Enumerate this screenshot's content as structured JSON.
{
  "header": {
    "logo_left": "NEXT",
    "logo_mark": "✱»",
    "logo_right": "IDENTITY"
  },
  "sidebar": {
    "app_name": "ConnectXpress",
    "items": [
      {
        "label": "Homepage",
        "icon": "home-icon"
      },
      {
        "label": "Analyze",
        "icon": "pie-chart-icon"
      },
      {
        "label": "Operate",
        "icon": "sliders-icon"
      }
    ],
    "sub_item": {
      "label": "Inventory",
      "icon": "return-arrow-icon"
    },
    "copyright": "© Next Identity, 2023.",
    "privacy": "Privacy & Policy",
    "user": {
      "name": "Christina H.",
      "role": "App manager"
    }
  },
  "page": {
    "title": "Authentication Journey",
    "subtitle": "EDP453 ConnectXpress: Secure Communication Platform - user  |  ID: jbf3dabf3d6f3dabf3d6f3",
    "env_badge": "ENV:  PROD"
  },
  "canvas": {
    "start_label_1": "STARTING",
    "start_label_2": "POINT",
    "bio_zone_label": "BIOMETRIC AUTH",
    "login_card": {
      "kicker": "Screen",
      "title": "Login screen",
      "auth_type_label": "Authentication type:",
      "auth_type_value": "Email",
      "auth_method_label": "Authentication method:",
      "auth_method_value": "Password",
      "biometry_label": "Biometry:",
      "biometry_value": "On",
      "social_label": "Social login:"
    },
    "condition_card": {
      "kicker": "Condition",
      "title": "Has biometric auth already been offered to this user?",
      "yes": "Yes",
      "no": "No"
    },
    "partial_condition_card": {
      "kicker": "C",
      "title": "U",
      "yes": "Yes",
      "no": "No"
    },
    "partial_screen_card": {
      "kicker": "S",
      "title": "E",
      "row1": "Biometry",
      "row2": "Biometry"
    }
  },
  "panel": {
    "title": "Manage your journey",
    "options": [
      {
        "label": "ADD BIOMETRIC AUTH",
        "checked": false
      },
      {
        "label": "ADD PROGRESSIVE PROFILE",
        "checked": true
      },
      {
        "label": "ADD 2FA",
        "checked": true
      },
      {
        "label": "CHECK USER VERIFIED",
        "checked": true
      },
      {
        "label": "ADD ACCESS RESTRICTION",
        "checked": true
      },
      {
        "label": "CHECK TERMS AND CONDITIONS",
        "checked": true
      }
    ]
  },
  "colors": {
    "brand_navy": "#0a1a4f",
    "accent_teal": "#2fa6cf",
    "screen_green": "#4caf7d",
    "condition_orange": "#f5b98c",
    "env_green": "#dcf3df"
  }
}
══════════
GIVEN EXERCISE: Please output the entries above, every line exactly as it reads.

THE ANSWER:
Enumerate this screenshot's content as structured JSON.
{
  "header": {
    "logo_left": "NEXT",
    "logo_mark": "✱»",
    "logo_right": "IDENTITY"
  },
  "sidebar": {
    "app_name": "ConnectXpress",
    "items": [
      {
        "label": "Homepage",
        "icon": "home-icon"
      },
      {
        "label": "Analyze",
        "icon": "pie-chart-icon"
      },
      {
        "label": "Operate",
        "icon": "sliders-icon"
      }
    ],
    "sub_item": {
      "label": "Inventory",
      "icon": "return-arrow-icon"
    },
    "copyright": "© Next Identity, 2023.",
    "privacy": "Privacy & Policy",
    "user": {
      "name": "Christina H.",
      "role": "App manager"
    }
  },
  "page": {
    "title": "Authentication Journey",
    "subtitle": "EDP453 ConnectXpress: Secure Communication Platform - user  |  ID: jbf3dabf3d6f3dabf3d6f3",
    "env_badge": "ENV:  PROD"
  },
  "canvas": {
    "start_label_1": "STARTING",
    "start_label_2": "POINT",
    "bio_zone_label": "BIOMETRIC AUTH",
    "login_card": {
      "kicker": "Screen",
      "title": "Login screen",
      "auth_type_label": "Authentication type:",
      "auth_type_value": "Email",
      "auth_method_label": "Authentication method:",
      "auth_method_value": "Password",
      "biometry_label": "Biometry:",
      "biometry_value": "On",
      "social_label": "Social login:"
    },
    "condition_card": {
      "kicker": "Condition",
      "title": "Has biometric auth already been offered to this user?",
      "yes": "Yes",
      "no": "No"
    },
    "partial_condition_card": {
      "kicker": "C",
      "title": "U",
      "yes": "Yes",
      "no": "No"
    },
    "partial_screen_card": {
      "kicker": "S",
      "title": "E",
      "row1": "Biometry",
      "row2": "Biometry"
    }
  },
  "panel": {
    "title": "Manage your journey",
    "options": [
      {
        "label": "ADD BIOMETRIC AUTH",
        "checked": false
      },
      {
        "label": "ADD PROGRESSIVE PROFILE",
        "checked": true
      },
      {
        "label": "ADD 2FA",
        "checked": true
      },
      {
        "label": "CHECK USER VERIFIED",
        "checked": true
      },
      {
        "label": "ADD ACCESS RESTRICTION",
        "checked": true
      },
      {
        "label": "CHECK TERMS AND CONDITIONS",
        "checked": true
      }
    ]
  },
  "colors": {
    "brand_navy": "#0a1a4f",
    "accent_teal": "#2fa6cf",
    "screen_green": "#4caf7d",
    "condition_orange": "#f5b98c",
    "env_green": "#dcf3df"
  }
}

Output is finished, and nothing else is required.